So, I have been a bit slack and it’s been over a month since Rebecca gave me the words YOU, TO, POISON, THAT and MERRY to put into a poem.  So, I thought to reward her patience (she hasn’t nagged me once!) I would do something different and see if I could do the whole poem using magnet words. I have lots and lots of magnets, and it’s been a while since I sat down to make a whole poem with them.

Anyway, I got out my magnets and got to work. The only problem was: I didn’t have all five of the words. I have hundreds and hundreds of magnets but not one of them has the word ‘merry’. I almost abandoned the quest but I’m hoping that Rebecca will forgive me if instead of merry I chose two other words very similar in meaning – joy and happy. And, for good measure, I popped merry into the title of this post.

So, here it is, my merry poem about poetry.

Merry Poem

 

Waiting

Sally’s latest words for me were GO, FREAKY and TREE. I wrote this poem remembering a time when I was 12. I’d been to an after-school music class and waved at my friends as they all got into cars and headed off for dinner. And then I waited — for what seemed like forever (but was probably only 5 minutes) — for my Mum to come and pick me up …

WAITING

It’s 6 o’clock.
On my own on the bench
I swing my legs,
I hum a bit
and start counting in my head.

When I get to 63
a car pulls into the car park.
At last!
I stand —
but it’s not our car.
I sit.

Behind me, a tree starts to whisper and rustle,
some freaky wind moves its branches.
Down here on the bench it’s as still as still.
I try to look — to the side, without turning my head,
is that something in the tree?

A car!
They’re here!
Let’s go!

© Rebecca Newman, 2015

Wishes

It’s been almost a  month since Rebecca gave me the words form, age and fervent. I don’t know why it has taken me so long – I do know it was the mix of fervent and form which kept taking me down intriguing paths, then tripping me up.

Anyway, I ran into Rebecca at the Perth Writers Festival yesterday and she was very polite about my slackness, which of course made me feel guilty. Since I’m also doing a challenge this month to write a poem n a Post it Note everyday for February, she suggested I use the words for one of my postitnote poems.  And voilà, today I managed to write a poem that  meets both Poetry Tag and Postitnote Poetry requirements:

 

Wishes

At age 5

I dreamt of the tooth fairy

to replace my tiny offerings

with silver coins.

[Extracted entries]
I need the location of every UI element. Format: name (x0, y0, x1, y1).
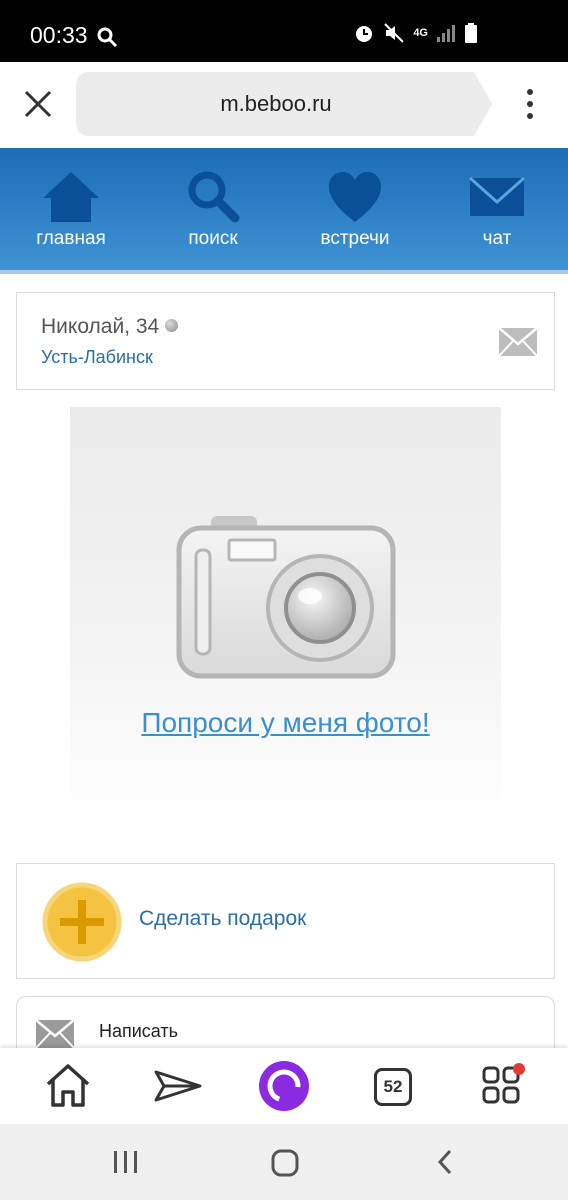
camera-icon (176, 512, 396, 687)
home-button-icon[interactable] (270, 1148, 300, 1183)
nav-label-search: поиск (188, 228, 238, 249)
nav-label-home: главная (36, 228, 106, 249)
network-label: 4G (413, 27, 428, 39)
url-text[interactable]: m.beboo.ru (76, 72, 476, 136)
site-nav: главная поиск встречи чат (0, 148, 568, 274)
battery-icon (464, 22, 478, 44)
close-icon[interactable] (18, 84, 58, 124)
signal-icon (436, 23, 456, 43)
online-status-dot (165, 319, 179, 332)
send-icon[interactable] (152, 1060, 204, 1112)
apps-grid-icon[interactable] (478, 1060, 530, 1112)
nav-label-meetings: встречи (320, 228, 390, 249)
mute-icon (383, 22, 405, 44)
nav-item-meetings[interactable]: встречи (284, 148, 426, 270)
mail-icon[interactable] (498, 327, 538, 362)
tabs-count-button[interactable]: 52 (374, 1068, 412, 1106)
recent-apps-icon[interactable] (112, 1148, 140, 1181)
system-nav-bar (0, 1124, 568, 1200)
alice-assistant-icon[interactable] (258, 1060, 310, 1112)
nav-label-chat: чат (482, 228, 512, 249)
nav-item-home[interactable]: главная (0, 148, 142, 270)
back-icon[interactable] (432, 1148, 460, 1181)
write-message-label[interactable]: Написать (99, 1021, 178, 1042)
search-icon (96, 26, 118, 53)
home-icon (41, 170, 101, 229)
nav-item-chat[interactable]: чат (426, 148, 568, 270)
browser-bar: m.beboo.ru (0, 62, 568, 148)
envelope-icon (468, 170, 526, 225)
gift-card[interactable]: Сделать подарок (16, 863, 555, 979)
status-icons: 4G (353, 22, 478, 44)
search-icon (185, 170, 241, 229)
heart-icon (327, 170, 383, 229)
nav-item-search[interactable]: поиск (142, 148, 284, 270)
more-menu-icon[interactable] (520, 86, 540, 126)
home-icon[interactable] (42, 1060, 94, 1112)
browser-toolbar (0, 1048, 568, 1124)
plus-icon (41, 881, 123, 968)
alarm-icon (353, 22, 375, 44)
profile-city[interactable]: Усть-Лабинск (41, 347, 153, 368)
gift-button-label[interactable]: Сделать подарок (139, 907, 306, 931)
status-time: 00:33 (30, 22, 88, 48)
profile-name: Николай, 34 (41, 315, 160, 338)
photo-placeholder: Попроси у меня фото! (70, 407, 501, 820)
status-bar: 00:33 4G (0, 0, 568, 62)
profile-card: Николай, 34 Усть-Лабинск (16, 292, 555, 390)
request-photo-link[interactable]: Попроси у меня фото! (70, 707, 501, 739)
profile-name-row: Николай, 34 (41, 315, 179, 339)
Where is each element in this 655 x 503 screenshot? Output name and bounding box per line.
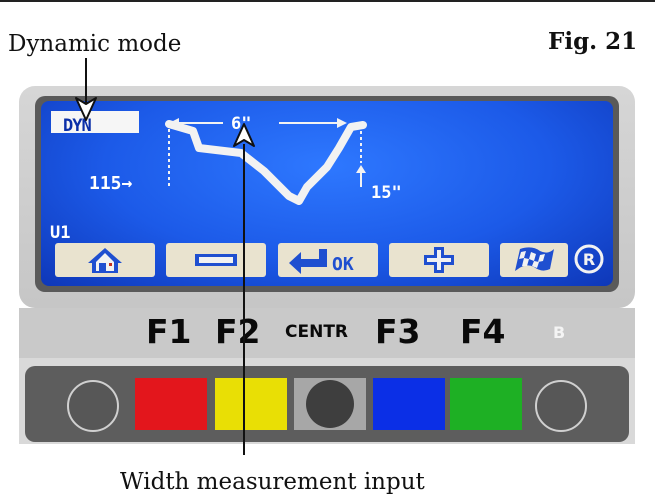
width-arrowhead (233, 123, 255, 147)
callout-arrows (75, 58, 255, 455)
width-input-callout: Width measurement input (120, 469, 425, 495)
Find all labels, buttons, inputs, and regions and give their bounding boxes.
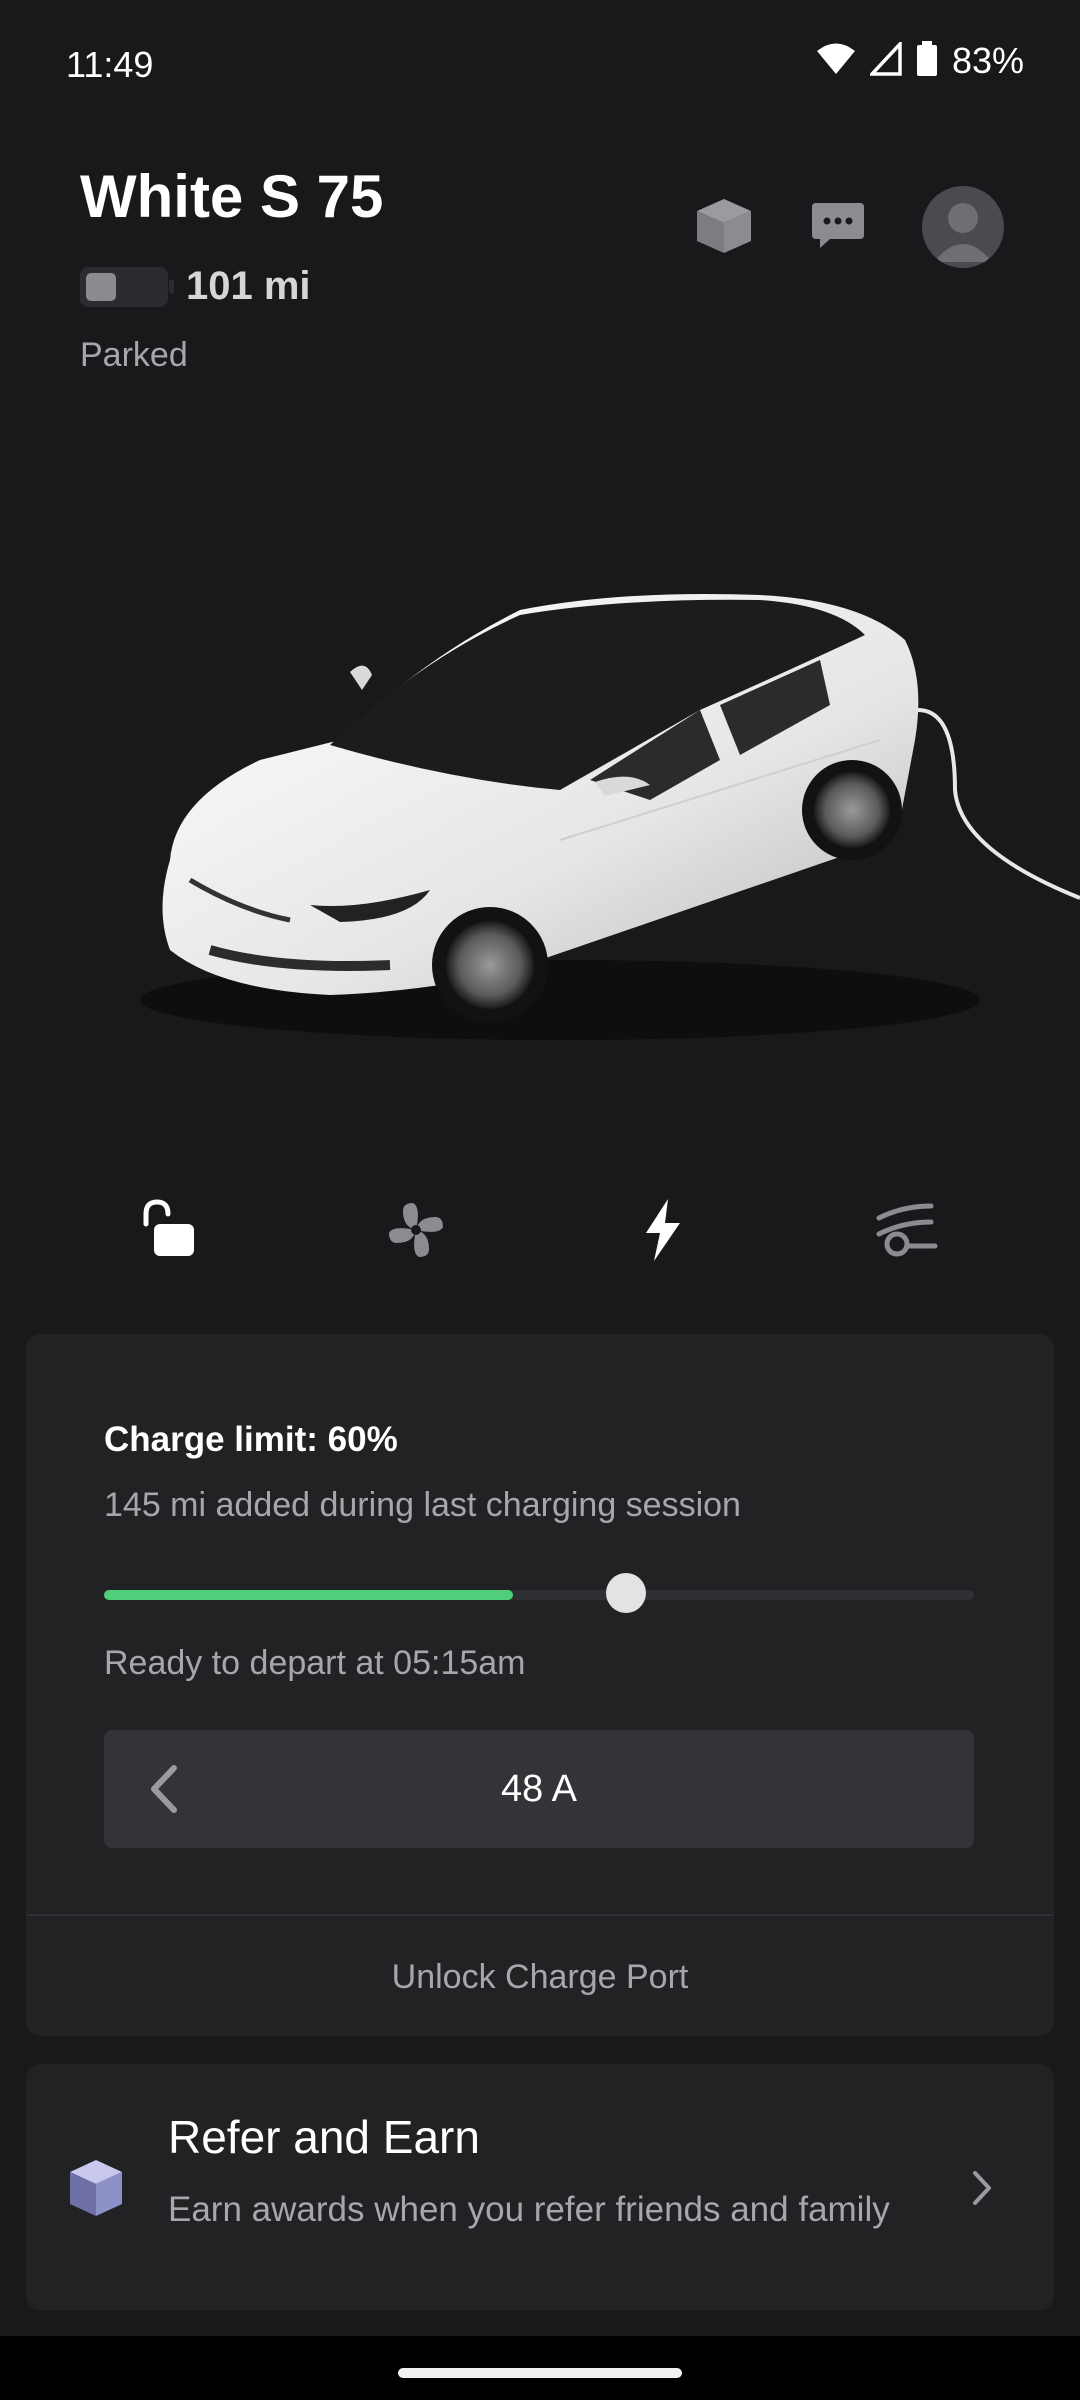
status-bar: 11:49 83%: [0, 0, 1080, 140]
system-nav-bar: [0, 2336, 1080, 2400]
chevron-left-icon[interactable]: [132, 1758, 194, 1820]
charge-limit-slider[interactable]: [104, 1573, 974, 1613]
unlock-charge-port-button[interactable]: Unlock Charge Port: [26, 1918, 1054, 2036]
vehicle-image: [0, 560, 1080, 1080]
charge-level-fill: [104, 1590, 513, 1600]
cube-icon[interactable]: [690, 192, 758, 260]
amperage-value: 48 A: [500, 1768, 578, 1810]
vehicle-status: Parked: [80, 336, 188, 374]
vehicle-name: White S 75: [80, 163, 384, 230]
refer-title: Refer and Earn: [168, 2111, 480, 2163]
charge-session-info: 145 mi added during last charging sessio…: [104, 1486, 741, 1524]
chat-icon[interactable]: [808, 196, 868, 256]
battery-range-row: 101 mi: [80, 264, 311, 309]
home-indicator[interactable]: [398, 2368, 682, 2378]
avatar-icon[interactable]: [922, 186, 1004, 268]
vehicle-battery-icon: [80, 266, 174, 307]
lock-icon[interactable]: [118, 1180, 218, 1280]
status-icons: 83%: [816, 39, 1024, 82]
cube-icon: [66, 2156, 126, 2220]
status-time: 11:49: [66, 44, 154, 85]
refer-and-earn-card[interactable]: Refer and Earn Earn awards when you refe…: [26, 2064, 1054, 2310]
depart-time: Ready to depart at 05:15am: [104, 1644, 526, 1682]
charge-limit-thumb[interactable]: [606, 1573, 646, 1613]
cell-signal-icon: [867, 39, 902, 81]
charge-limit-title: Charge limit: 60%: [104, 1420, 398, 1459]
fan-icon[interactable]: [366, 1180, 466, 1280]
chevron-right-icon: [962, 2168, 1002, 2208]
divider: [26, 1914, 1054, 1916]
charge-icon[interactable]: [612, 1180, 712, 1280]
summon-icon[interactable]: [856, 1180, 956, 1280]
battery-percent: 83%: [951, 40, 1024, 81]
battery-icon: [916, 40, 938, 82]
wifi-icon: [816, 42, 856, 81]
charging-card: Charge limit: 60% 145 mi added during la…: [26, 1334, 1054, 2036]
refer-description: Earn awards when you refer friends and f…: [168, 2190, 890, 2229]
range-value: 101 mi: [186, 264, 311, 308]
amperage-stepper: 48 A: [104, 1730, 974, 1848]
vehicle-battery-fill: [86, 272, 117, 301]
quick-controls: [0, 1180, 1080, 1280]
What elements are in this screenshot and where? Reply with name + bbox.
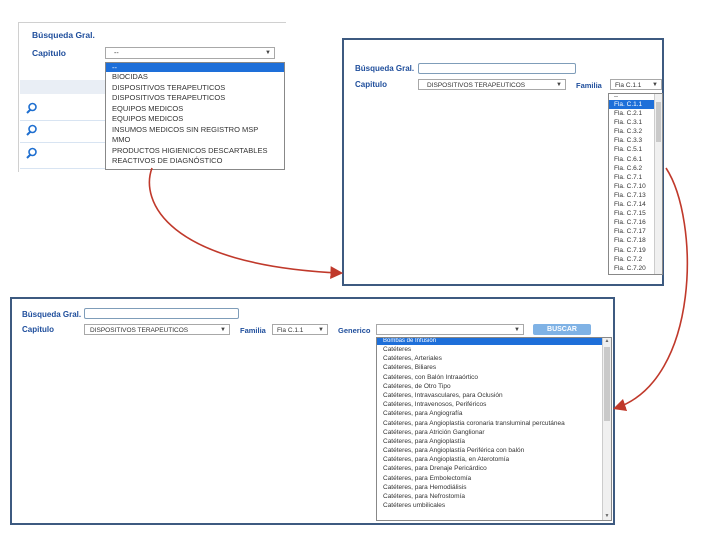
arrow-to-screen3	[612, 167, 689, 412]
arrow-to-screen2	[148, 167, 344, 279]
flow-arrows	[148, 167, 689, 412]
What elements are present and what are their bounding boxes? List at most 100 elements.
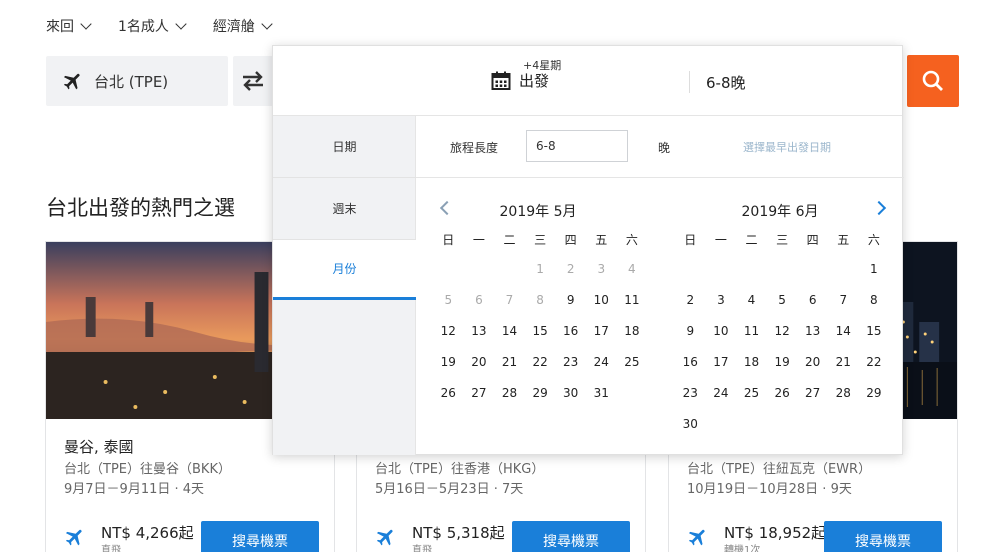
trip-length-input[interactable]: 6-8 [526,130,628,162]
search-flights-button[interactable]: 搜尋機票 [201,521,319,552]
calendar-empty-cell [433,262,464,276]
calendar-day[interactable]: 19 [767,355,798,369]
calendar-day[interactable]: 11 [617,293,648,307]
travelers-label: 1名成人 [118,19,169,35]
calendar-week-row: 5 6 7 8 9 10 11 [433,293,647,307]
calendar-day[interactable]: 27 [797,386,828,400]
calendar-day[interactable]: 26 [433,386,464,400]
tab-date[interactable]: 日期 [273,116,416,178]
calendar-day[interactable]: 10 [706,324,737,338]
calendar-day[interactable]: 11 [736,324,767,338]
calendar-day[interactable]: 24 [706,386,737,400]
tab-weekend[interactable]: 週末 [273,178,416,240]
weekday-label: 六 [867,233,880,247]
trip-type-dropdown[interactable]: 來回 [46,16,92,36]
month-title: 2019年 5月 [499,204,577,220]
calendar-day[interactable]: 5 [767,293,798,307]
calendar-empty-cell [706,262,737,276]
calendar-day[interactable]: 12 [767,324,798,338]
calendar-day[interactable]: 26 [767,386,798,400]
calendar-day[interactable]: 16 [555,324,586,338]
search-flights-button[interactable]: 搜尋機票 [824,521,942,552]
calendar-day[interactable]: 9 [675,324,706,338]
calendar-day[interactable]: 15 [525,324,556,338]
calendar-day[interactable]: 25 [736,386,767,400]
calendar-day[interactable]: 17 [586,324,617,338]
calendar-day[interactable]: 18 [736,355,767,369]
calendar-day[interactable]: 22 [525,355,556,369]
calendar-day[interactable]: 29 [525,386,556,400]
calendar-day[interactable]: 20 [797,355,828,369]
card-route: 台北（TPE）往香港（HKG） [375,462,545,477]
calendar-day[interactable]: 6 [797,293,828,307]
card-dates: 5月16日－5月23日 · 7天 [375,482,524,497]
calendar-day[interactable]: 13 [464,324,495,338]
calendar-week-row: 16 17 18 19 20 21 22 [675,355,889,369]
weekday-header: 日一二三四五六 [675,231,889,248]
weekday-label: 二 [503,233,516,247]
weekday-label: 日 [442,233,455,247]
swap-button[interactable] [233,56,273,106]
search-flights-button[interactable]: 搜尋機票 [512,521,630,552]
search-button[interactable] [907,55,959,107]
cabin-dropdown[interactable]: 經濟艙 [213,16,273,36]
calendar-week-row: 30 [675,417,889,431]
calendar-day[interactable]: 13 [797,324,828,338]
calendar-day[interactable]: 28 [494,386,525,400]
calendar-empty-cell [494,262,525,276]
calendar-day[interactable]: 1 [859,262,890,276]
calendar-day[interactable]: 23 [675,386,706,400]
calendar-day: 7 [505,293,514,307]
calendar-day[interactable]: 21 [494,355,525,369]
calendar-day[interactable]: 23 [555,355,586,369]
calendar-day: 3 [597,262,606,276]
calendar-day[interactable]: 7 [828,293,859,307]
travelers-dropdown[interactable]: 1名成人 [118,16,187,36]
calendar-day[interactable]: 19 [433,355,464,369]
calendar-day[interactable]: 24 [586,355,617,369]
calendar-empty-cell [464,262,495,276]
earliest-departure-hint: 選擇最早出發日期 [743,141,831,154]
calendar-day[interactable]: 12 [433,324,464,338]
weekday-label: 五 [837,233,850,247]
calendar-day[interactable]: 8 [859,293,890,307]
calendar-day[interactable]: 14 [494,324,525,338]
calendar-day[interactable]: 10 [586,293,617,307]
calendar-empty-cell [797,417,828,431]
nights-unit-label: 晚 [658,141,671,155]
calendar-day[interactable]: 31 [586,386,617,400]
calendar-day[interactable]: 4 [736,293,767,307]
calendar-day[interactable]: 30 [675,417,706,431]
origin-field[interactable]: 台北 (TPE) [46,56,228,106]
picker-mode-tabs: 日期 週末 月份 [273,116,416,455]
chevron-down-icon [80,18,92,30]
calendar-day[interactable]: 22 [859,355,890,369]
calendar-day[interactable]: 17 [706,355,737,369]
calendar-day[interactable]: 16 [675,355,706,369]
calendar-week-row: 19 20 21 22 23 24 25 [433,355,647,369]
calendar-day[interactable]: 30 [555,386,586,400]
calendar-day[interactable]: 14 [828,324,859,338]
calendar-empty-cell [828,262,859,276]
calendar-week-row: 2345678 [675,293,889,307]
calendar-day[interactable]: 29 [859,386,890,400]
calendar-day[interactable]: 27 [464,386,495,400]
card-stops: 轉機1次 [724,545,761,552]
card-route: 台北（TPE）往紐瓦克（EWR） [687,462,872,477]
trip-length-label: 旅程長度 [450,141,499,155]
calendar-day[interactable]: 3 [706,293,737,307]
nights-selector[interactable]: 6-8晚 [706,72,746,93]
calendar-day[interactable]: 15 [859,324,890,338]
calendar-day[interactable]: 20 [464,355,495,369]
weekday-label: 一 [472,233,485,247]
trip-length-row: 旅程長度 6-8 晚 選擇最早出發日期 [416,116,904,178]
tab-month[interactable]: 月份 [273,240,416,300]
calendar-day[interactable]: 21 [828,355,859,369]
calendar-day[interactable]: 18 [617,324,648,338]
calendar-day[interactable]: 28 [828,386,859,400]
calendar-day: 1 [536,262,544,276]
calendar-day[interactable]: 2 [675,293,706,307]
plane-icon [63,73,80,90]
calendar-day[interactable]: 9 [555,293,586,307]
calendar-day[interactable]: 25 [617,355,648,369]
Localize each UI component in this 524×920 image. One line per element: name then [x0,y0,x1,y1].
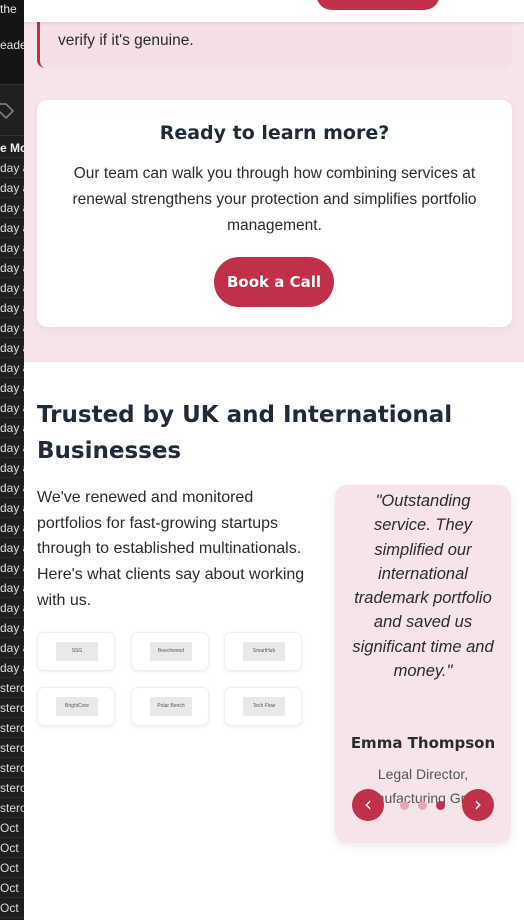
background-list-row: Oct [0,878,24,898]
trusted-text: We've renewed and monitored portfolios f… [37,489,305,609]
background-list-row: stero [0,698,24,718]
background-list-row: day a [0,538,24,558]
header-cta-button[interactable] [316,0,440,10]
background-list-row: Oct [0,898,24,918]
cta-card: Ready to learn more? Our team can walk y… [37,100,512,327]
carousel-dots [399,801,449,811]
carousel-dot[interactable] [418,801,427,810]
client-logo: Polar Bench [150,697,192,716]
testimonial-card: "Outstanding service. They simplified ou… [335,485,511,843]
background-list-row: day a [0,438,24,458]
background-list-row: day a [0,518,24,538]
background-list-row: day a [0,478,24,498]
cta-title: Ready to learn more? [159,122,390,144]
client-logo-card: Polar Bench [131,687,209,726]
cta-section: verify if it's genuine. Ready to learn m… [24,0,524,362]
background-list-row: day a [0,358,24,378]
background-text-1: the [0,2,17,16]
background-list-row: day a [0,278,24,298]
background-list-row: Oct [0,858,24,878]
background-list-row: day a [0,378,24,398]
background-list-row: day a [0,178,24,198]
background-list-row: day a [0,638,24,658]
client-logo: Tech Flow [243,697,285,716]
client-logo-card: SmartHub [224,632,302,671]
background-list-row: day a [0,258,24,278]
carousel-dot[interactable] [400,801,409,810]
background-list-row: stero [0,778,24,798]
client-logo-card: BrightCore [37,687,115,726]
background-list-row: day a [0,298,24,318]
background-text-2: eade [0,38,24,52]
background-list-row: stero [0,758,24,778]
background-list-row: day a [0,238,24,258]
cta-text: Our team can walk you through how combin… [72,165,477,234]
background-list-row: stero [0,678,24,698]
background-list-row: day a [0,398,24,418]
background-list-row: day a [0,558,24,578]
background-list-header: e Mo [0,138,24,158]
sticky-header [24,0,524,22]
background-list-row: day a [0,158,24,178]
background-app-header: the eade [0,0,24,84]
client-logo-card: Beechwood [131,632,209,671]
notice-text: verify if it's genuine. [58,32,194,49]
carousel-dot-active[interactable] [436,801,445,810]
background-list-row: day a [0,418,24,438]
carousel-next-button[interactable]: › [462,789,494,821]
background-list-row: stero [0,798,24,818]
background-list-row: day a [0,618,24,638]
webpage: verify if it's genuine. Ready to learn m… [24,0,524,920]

[Work to do] Write the next part of the blog post about the poetry word challenges, starting right after its final line.

[Result of the exercise]
Now I’m older

(and told such things aren’t real)

but I can’t stop

the fervent wish that forms

when I look round my house:

send me a cleaning fairy!

(© Sally Murphy, 2015)

 

And, just to prove that it does indeed fit on a postitnote, here it is again:

Embedded image permalink

Last Supper

When Rebecca gave me my latest batch of words – my, virtue and supper – I couldn’t stop thinking about the biblical Last Supper. I tried to write about something different, because I have not ever really written religious poetry and didn’t know where I would go with it. But this was the topic that I kept coming back to. Finally, it was the word ‘my’ which gave me a way in: who was there at the last supper who might want their story told? Finally, I decided it was a woman, and here is what I came up with.

Last Supper

At that last supper
the men ate and drank
and hung on your every word
Little knowing it would be
their last meal together –
even when you, my heart,
told them one would soon betray you,
one deny.
Centuries later,
artists recreated that moment
showing your quiet virtue
their various states of adoration,
disbelief,
confusion.
What they forgot, those masters of the arts,
(or perhaps it was their priestly chiefs)
was that we women were there,
and children, too
not hangers-on
not underlings
but equals.

(Sally Murphy, 2015. All rights reserved)

Times Tables Champ

‘Basic’ was a hard word to weave into a poem — did anybody else out there have a go at it? I kept coming back to one memory from when I was 9. That memory still stings, so I wrote about that.

Times Tables Champ

Every Friday afternoon was our Times Tables competition,
we stood in twos up the front,
there was always a pause before the teacher called the sum.
I hoped for a basic one,
tens and elevens were best —
my mouth could shout the answer
before my head had heard the sum.
(Fives were good too, but I never liked eights much.)

One Friday I beat the reigning champ.
When I sat down
someone behind me muttered
“You’re not the true champ,
you’ve only won once.”

Rebecca Newman 2014

Measure

Both Rebecca and I took a little time to come up with poems to our last set of words. So I was determined when she set me new words to get straight onto it. Fortunately the idea for this one came quickly. I think the arrangement of the magnets made me immediately think of measuring lives, and the rest just came.

Walk Pic June 14

Measure

Some people measure their lives
by the achievements they’ve made
the people they’ve met
the money they’ve earned.
Some people worry
how they’ll be remembered
and who they’ll be remembered by.
But stop for a moment
and take note
of the breaths you take
the songs you sing
and the loves you love.
Treasure immeasurable.

(Sally Murphy, 2014)

Fond Farewell

Bye Mum!

We’re off!

I give her

The quickest of waves

Brushing past

Billy and Sam

As I race for the door.

I’m quick

But not quick enough.

Nothing can stop

a mother with a thirst

for embarrassing her offspring.

Wait, she orders.

You forgot something.

Mwah!

She plants a big kiss

on my  red cheek.

Billy and Sam snigger

As I wish

somebody would invent

mother-repellent.

 

Sally Murphy, 2014

At the ice-cream van

At the ice-cream van

Some grownups like to lick the top
around and around.
Too boring!

My dad likes to bite off big bits.
Too quick!
Flynn likes to watch it melt and run down his arms.
Too messy!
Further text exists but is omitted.